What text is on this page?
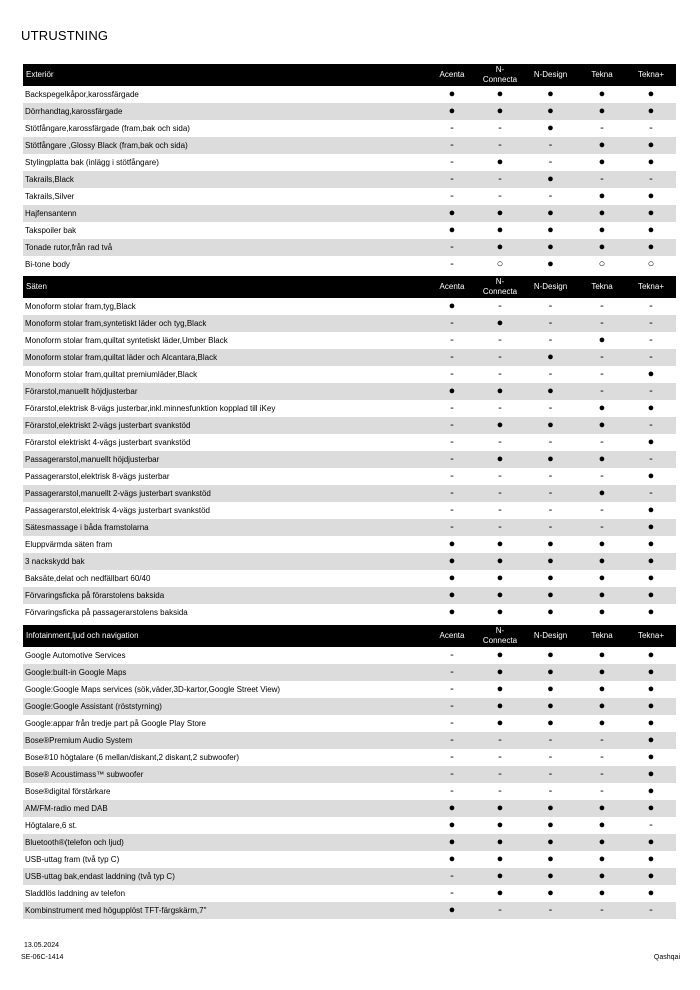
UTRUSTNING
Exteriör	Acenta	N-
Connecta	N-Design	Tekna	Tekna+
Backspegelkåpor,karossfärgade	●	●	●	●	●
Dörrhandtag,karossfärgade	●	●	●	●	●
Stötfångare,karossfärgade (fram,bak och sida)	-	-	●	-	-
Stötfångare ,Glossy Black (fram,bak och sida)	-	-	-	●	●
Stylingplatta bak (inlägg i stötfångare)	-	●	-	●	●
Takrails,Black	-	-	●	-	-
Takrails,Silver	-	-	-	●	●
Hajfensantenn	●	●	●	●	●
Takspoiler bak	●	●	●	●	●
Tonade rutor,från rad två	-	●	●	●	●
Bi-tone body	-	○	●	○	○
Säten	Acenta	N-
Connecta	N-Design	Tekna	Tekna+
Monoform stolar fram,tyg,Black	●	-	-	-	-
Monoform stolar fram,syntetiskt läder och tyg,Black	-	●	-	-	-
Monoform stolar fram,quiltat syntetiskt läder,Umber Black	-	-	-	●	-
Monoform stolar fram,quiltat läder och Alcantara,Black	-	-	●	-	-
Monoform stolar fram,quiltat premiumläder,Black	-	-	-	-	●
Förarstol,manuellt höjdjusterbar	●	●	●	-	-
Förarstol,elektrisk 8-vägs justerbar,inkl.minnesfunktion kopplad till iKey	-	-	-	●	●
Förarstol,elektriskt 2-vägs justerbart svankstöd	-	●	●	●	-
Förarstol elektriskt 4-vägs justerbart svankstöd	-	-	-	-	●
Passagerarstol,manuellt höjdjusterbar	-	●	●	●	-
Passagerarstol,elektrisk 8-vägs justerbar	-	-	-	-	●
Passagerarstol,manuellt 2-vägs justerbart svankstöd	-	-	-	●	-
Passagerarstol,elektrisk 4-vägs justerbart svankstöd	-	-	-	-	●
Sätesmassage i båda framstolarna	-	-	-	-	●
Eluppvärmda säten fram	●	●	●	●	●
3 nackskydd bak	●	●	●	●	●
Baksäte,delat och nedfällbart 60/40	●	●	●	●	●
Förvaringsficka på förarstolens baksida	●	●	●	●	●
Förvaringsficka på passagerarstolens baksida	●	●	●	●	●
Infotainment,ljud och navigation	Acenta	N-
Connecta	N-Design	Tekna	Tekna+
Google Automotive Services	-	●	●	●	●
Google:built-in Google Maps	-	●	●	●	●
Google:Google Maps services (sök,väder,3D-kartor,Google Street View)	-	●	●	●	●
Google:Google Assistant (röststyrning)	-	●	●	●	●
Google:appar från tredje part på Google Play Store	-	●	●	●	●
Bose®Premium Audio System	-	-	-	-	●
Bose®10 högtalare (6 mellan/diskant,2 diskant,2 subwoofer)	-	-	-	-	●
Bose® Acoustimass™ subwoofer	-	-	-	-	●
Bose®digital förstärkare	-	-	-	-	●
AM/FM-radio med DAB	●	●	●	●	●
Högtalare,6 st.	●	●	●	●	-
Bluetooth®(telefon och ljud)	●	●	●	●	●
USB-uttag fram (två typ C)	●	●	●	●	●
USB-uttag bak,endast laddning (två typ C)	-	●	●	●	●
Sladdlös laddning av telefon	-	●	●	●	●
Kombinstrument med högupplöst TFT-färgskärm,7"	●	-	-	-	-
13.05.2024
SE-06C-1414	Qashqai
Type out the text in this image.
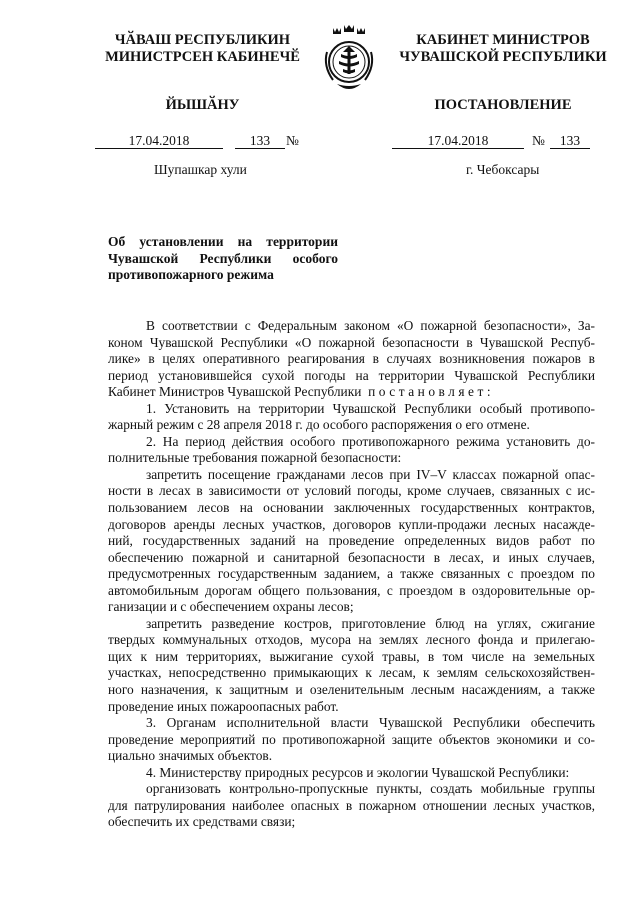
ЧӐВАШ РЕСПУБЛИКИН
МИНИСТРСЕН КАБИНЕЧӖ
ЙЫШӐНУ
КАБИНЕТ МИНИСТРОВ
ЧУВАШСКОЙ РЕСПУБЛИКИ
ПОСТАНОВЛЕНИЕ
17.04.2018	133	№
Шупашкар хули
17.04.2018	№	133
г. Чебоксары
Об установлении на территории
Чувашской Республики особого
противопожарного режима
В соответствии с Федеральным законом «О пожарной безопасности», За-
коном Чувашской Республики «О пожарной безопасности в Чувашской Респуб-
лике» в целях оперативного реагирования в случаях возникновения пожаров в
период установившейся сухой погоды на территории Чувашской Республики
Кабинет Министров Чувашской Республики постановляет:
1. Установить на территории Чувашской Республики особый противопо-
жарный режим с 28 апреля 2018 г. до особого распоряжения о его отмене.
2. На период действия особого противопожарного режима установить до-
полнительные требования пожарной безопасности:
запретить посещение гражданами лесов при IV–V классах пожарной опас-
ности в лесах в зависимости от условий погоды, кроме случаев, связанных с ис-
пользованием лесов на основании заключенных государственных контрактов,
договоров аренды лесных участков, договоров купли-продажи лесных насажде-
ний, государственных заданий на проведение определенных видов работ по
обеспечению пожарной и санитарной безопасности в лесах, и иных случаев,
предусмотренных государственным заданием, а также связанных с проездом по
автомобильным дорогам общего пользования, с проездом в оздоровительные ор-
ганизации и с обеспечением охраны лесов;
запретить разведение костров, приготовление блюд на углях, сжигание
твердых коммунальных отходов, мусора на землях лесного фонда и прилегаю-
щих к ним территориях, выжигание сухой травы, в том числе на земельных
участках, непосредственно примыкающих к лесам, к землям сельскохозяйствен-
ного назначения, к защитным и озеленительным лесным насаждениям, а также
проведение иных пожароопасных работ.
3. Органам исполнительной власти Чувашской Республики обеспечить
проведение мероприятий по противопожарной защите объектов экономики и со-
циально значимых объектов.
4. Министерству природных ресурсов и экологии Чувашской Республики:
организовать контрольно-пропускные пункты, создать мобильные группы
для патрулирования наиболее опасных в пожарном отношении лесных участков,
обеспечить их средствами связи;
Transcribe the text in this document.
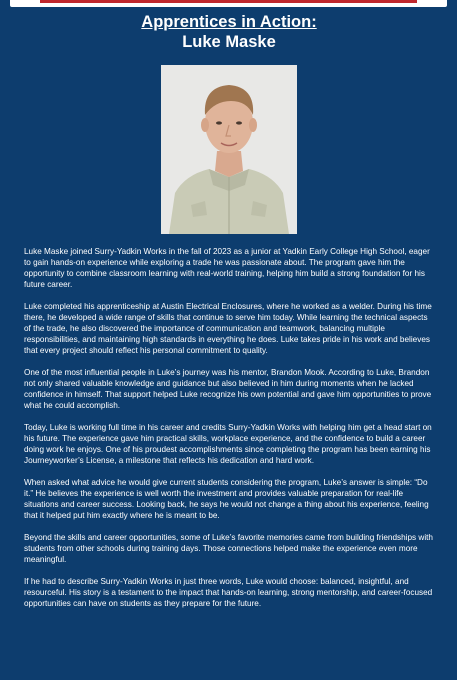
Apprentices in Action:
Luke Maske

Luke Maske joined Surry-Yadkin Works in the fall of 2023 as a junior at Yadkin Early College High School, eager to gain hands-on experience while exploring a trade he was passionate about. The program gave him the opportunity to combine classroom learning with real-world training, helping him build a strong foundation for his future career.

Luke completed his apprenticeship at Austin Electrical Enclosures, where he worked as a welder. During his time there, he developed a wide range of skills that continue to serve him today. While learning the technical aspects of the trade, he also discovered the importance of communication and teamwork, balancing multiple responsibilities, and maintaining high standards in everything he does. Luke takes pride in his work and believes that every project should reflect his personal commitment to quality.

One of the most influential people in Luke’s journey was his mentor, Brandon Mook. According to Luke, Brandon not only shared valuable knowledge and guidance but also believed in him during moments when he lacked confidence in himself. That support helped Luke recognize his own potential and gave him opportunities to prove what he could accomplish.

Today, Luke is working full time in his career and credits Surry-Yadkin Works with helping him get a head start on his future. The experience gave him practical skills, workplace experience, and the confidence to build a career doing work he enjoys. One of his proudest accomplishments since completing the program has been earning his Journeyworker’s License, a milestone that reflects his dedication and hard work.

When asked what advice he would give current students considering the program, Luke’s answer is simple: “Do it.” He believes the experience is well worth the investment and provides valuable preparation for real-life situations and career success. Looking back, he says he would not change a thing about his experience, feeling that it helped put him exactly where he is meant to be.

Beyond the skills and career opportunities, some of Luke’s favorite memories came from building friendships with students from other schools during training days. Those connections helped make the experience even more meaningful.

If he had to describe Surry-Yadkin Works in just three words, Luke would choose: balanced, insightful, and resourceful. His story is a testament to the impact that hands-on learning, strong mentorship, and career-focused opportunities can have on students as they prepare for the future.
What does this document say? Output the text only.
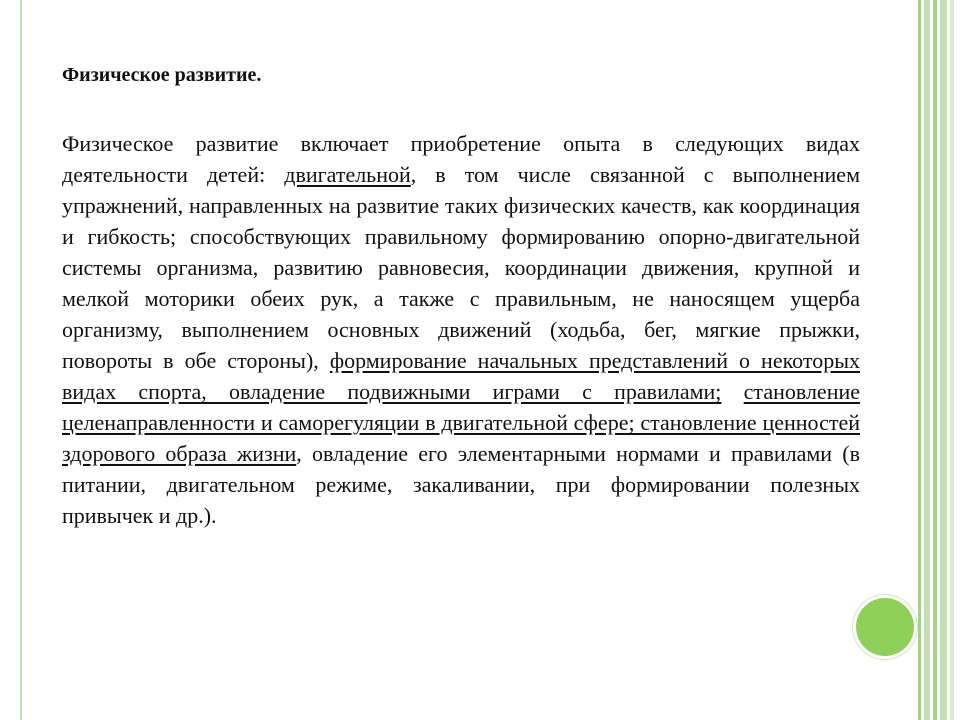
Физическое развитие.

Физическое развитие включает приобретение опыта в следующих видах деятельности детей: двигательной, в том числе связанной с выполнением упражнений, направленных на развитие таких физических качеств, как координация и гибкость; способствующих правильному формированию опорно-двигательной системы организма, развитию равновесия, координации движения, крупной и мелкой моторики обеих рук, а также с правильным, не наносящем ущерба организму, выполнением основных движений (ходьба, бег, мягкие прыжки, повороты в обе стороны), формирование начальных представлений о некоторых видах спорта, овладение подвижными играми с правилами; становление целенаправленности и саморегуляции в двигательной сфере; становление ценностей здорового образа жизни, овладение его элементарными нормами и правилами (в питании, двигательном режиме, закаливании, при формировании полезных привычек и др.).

□ □ □ □ □ □ □

» **Problem requirements**
Using the listing above, list every line in which the string "особого" occurs.

» **Worked solution**
Чувашской Республики особого
жарный режим с 28 апреля 2018 г. до особого распоряжения о его отмене.
2. На период действия особого противопожарного режима установить до-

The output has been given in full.